- GIVEN ENTRIES

■ ■ ■ ■ ■

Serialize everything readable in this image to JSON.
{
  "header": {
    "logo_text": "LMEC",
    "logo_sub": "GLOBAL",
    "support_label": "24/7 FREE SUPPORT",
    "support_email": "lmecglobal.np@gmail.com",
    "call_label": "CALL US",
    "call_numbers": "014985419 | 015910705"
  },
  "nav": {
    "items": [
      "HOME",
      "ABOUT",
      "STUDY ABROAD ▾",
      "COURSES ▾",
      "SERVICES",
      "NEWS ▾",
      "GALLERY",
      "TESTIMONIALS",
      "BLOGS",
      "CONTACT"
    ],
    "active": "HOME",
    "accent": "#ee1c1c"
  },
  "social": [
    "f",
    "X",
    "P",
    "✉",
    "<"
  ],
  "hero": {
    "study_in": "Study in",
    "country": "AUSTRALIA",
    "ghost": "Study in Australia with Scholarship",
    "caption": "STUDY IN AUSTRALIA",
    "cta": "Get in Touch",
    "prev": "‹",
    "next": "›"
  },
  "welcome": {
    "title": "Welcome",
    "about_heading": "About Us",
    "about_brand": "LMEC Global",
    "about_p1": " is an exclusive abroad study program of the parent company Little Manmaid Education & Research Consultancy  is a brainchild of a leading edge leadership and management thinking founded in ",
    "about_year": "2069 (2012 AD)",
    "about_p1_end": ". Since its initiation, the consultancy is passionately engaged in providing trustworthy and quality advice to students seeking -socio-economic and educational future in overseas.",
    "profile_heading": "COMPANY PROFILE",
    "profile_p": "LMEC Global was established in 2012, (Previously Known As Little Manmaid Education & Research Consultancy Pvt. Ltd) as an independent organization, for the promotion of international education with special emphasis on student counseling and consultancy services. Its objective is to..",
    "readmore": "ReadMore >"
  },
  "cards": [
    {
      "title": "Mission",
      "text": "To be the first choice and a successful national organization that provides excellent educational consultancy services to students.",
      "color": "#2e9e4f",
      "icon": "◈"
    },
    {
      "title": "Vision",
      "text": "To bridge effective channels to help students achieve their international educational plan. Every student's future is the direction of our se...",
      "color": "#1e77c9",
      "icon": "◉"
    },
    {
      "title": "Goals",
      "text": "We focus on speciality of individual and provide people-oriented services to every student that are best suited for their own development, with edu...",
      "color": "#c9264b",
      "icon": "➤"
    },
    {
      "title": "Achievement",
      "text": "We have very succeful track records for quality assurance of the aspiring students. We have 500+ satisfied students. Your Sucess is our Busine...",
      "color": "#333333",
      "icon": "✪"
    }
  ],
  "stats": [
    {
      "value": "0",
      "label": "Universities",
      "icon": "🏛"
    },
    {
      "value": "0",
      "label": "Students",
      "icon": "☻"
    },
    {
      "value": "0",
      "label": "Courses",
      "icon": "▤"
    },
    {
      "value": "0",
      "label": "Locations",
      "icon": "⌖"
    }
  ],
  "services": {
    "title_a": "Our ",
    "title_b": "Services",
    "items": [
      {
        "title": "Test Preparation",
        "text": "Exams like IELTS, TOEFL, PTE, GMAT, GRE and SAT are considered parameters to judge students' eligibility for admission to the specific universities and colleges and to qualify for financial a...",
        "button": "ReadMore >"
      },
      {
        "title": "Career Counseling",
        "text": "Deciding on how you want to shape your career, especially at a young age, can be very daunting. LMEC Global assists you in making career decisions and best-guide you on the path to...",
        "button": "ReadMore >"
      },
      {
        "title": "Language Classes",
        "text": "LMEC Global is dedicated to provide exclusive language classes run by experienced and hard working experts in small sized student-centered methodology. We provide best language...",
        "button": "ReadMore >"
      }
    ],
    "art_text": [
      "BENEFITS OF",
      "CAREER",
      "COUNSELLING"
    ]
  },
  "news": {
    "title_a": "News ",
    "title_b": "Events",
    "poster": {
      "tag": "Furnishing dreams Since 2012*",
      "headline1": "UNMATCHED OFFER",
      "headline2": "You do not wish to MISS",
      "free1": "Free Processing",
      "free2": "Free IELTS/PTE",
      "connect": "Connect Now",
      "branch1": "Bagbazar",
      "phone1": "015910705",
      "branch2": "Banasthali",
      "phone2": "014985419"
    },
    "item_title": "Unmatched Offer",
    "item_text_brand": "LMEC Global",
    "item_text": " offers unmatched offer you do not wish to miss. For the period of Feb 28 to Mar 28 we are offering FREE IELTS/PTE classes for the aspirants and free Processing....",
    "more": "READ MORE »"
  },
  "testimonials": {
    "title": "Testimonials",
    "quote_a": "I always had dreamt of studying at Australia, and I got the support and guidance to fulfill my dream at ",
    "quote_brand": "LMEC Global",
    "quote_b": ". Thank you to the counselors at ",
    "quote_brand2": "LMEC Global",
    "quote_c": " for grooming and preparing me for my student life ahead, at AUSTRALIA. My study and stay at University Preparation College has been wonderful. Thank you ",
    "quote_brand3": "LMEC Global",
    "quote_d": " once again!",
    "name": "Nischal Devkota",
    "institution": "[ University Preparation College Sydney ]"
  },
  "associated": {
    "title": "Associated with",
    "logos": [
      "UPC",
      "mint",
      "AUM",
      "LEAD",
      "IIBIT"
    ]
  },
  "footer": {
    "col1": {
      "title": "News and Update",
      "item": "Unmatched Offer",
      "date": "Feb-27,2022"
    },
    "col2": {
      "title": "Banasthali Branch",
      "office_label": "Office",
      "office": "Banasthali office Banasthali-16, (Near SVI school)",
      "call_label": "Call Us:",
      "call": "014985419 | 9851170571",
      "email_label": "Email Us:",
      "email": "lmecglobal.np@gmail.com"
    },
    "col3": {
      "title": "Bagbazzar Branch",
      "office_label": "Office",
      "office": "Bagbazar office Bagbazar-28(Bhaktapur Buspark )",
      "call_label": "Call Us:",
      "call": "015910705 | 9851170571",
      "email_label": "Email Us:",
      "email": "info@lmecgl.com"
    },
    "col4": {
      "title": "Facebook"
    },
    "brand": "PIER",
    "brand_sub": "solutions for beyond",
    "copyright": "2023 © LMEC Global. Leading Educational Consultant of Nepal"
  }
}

■ ■ ■ ■ ■

- AIM OF THE TASK
Write out the full listing, keeping every line exactly as it is.

- WORKED ANSWER
Serialize everything readable in this image to JSON.
{
  "header": {
    "logo_text": "LMEC",
    "logo_sub": "GLOBAL",
    "support_label": "24/7 FREE SUPPORT",
    "support_email": "lmecglobal.np@gmail.com",
    "call_label": "CALL US",
    "call_numbers": "014985419 | 015910705"
  },
  "nav": {
    "items": [
      "HOME",
      "ABOUT",
      "STUDY ABROAD ▾",
      "COURSES ▾",
      "SERVICES",
      "NEWS ▾",
      "GALLERY",
      "TESTIMONIALS",
      "BLOGS",
      "CONTACT"
    ],
    "active": "HOME",
    "accent": "#ee1c1c"
  },
  "social": [
    "f",
    "X",
    "P",
    "✉",
    "<"
  ],
  "hero": {
    "study_in": "Study in",
    "country": "AUSTRALIA",
    "ghost": "Study in Australia with Scholarship",
    "caption": "STUDY IN AUSTRALIA",
    "cta": "Get in Touch",
    "prev": "‹",
    "next": "›"
  },
  "welcome": {
    "title": "Welcome",
    "about_heading": "About Us",
    "about_brand": "LMEC Global",
    "about_p1": " is an exclusive abroad study program of the parent company Little Manmaid Education & Research Consultancy  is a brainchild of a leading edge leadership and management thinking founded in ",
    "about_year": "2069 (2012 AD)",
    "about_p1_end": ". Since its initiation, the consultancy is passionately engaged in providing trustworthy and quality advice to students seeking -socio-economic and educational future in overseas.",
    "profile_heading": "COMPANY PROFILE",
    "profile_p": "LMEC Global was established in 2012, (Previously Known As Little Manmaid Education & Research Consultancy Pvt. Ltd) as an independent organization, for the promotion of international education with special emphasis on student counseling and consultancy services. Its objective is to..",
    "readmore": "ReadMore >"
  },
  "cards": [
    {
      "title": "Mission",
      "text": "To be the first choice and a successful national organization that provides excellent educational consultancy services to students.",
      "color": "#2e9e4f",
      "icon": "◈"
    },
    {
      "title": "Vision",
      "text": "To bridge effective channels to help students achieve their international educational plan. Every student's future is the direction of our se...",
      "color": "#1e77c9",
      "icon": "◉"
    },
    {
      "title": "Goals",
      "text": "We focus on speciality of individual and provide people-oriented services to every student that are best suited for their own development, with edu...",
      "color": "#c9264b",
      "icon": "➤"
    },
    {
      "title": "Achievement",
      "text": "We have very succeful track records for quality assurance of the aspiring students. We have 500+ satisfied students. Your Sucess is our Busine...",
      "color": "#333333",
      "icon": "✪"
    }
  ],
  "stats": [
    {
      "value": "0",
      "label": "Universities",
      "icon": "🏛"
    },
    {
      "value": "0",
      "label": "Students",
      "icon": "☻"
    },
    {
      "value": "0",
      "label": "Courses",
      "icon": "▤"
    },
    {
      "value": "0",
      "label": "Locations",
      "icon": "⌖"
    }
  ],
  "services": {
    "title_a": "Our ",
    "title_b": "Services",
    "items": [
      {
        "title": "Test Preparation",
        "text": "Exams like IELTS, TOEFL, PTE, GMAT, GRE and SAT are considered parameters to judge students' eligibility for admission to the specific universities and colleges and to qualify for financial a...",
        "button": "ReadMore >"
      },
      {
        "title": "Career Counseling",
        "text": "Deciding on how you want to shape your career, especially at a young age, can be very daunting. LMEC Global assists you in making career decisions and best-guide you on the path to...",
        "button": "ReadMore >"
      },
      {
        "title": "Language Classes",
        "text": "LMEC Global is dedicated to provide exclusive language classes run by experienced and hard working experts in small sized student-centered methodology. We provide best language...",
        "button": "ReadMore >"
      }
    ],
    "art_text": [
      "BENEFITS OF",
      "CAREER",
      "COUNSELLING"
    ]
  },
  "news": {
    "title_a": "News ",
    "title_b": "Events",
    "poster": {
      "tag": "Furnishing dreams Since 2012*",
      "headline1": "UNMATCHED OFFER",
      "headline2": "You do not wish to MISS",
      "free1": "Free Processing",
      "free2": "Free IELTS/PTE",
      "connect": "Connect Now",
      "branch1": "Bagbazar",
      "phone1": "015910705",
      "branch2": "Banasthali",
      "phone2": "014985419"
    },
    "item_title": "Unmatched Offer",
    "item_text_brand": "LMEC Global",
    "item_text": " offers unmatched offer you do not wish to miss. For the period of Feb 28 to Mar 28 we are offering FREE IELTS/PTE classes for the aspirants and free Processing....",
    "more": "READ MORE »"
  },
  "testimonials": {
    "title": "Testimonials",
    "quote_a": "I always had dreamt of studying at Australia, and I got the support and guidance to fulfill my dream at ",
    "quote_brand": "LMEC Global",
    "quote_b": ". Thank you to the counselors at ",
    "quote_brand2": "LMEC Global",
    "quote_c": " for grooming and preparing me for my student life ahead, at AUSTRALIA. My study and stay at University Preparation College has been wonderful. Thank you ",
    "quote_brand3": "LMEC Global",
    "quote_d": " once again!",
    "name": "Nischal Devkota",
    "institution": "[ University Preparation College Sydney ]"
  },
  "associated": {
    "title": "Associated with",
    "logos": [
      "UPC",
      "mint",
      "AUM",
      "LEAD",
      "IIBIT"
    ]
  },
  "footer": {
    "col1": {
      "title": "News and Update",
      "item": "Unmatched Offer",
      "date": "Feb-27,2022"
    },
    "col2": {
      "title": "Banasthali Branch",
      "office_label": "Office",
      "office": "Banasthali office Banasthali-16, (Near SVI school)",
      "call_label": "Call Us:",
      "call": "014985419 | 9851170571",
      "email_label": "Email Us:",
      "email": "lmecglobal.np@gmail.com"
    },
    "col3": {
      "title": "Bagbazzar Branch",
      "office_label": "Office",
      "office": "Bagbazar office Bagbazar-28(Bhaktapur Buspark )",
      "call_label": "Call Us:",
      "call": "015910705 | 9851170571",
      "email_label": "Email Us:",
      "email": "info@lmecgl.com"
    },
    "col4": {
      "title": "Facebook"
    },
    "brand": "PIER",
    "brand_sub": "solutions for beyond",
    "copyright": "2023 © LMEC Global. Leading Educational Consultant of Nepal"
  }
}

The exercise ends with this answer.